───── Entries supplied ─────
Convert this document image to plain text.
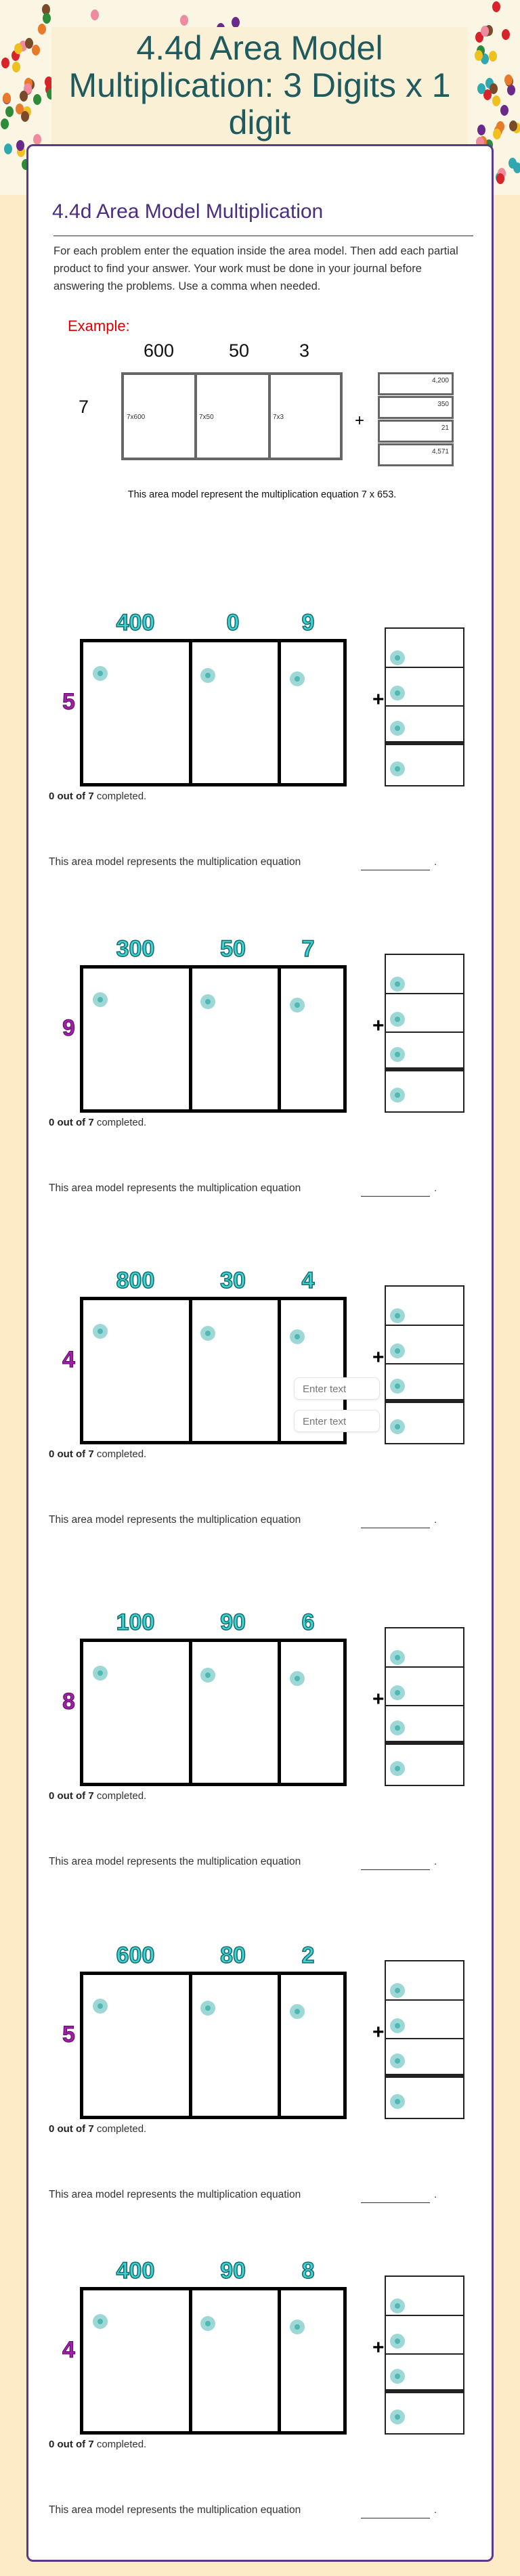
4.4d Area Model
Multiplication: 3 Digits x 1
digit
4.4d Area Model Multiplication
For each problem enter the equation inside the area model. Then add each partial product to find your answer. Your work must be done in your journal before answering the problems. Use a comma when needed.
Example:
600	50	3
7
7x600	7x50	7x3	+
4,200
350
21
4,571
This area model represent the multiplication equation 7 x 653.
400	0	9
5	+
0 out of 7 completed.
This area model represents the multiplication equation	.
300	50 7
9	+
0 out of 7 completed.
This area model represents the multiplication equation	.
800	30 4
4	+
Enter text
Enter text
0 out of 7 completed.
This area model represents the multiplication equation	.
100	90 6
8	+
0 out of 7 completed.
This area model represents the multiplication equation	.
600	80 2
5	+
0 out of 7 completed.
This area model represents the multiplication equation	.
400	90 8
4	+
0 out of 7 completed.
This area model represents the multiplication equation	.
─────
> The exercise: Reproduce each line exactly as it appears, omitting the pictures.

> Correct answer:
Convert this document image to plain text.
4.4d Area Model
Multiplication: 3 Digits x 1
digit
4.4d Area Model Multiplication
For each problem enter the equation inside the area model. Then add each partial product to find your answer. Your work must be done in your journal before answering the problems. Use a comma when needed.
Example:
600	50	3
7
7x600	7x50	7x3	+
4,200
350
21
4,571
This area model represent the multiplication equation 7 x 653.
400	0	9
5	+
0 out of 7 completed.
This area model represents the multiplication equation	.
300	50 7
9	+
0 out of 7 completed.
This area model represents the multiplication equation	.
800	30 4
4	+
Enter text
Enter text
0 out of 7 completed.
This area model represents the multiplication equation	.
100	90 6
8	+
0 out of 7 completed.
This area model represents the multiplication equation	.
600	80 2
5	+
0 out of 7 completed.
This area model represents the multiplication equation	.
400	90 8
4	+
0 out of 7 completed.
This area model represents the multiplication equation	.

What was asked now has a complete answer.